What the task requires: List all the lines in these records that hold "Aaland".

Given data:
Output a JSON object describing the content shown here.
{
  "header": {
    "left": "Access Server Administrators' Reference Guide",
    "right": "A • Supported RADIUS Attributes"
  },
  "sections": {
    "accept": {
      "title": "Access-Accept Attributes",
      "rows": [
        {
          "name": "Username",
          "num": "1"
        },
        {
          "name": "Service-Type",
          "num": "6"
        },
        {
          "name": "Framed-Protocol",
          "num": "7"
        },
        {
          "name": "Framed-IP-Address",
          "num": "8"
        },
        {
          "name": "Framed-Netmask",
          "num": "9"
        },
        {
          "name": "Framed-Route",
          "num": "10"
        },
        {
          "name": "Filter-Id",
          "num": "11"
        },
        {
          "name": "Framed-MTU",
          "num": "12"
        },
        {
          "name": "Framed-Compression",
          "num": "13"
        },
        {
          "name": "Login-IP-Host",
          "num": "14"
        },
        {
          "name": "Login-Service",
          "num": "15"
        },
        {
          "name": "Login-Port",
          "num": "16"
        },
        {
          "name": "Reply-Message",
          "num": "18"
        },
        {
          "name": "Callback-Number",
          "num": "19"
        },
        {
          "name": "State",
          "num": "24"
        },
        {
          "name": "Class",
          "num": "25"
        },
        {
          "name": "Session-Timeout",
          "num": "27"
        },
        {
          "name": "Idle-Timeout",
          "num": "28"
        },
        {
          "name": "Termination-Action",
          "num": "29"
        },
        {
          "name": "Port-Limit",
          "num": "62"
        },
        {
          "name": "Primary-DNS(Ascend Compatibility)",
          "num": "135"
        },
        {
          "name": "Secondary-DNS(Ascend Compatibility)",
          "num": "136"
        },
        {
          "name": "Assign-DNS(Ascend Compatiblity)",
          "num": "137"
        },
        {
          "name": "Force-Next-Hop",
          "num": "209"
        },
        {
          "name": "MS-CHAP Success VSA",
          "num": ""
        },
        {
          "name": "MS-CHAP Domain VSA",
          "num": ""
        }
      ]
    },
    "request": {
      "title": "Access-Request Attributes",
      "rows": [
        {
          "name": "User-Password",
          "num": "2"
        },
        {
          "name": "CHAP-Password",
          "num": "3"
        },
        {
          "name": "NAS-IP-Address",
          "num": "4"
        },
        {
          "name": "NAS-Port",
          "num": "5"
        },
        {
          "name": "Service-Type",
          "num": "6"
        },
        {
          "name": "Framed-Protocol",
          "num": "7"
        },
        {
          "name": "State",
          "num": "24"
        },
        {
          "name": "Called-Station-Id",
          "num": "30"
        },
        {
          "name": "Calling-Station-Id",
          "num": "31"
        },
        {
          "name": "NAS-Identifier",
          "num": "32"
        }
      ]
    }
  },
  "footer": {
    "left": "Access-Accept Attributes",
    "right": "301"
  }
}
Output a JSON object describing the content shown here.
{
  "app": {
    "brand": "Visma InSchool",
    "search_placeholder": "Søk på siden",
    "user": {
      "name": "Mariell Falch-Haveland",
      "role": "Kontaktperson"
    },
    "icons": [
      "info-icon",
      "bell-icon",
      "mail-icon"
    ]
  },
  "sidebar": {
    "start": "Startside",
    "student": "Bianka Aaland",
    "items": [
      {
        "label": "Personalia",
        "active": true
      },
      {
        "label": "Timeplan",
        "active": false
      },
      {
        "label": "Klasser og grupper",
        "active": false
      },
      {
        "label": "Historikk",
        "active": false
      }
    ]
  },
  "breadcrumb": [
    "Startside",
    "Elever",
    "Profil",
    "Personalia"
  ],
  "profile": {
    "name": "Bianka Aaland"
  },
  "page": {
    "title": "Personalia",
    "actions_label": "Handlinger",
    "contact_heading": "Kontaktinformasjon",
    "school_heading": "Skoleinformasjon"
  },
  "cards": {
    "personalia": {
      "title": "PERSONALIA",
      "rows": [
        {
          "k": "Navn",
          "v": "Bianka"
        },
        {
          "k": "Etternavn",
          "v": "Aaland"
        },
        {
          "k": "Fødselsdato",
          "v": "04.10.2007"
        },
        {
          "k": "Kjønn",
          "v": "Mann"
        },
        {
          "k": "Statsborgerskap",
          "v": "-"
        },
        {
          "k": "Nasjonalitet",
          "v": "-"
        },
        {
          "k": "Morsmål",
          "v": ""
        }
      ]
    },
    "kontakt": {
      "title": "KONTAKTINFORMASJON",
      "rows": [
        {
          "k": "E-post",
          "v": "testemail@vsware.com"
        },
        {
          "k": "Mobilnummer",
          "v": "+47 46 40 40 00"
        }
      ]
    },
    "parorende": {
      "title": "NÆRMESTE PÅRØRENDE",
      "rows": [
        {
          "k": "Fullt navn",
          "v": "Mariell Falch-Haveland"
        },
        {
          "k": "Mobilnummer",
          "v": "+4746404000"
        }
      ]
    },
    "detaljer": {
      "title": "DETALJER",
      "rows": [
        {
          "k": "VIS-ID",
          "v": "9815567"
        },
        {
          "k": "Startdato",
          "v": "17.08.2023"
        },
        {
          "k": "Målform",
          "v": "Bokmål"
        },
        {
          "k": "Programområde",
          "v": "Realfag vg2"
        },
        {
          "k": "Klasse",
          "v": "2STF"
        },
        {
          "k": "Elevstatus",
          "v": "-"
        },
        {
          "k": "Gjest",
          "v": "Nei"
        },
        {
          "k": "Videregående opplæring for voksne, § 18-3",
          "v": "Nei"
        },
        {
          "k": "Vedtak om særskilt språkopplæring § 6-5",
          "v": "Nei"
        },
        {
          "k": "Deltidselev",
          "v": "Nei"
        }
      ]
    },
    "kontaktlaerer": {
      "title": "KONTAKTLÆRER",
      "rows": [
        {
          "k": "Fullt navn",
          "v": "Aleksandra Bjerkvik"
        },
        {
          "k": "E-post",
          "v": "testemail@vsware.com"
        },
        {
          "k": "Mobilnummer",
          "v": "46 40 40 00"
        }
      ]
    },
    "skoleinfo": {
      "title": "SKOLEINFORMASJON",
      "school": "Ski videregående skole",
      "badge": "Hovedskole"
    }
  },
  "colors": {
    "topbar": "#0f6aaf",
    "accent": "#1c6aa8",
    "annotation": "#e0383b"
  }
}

Answer to this task:
    "student": "Bianka Aaland",
    "name": "Bianka Aaland"
          "v": "Aaland"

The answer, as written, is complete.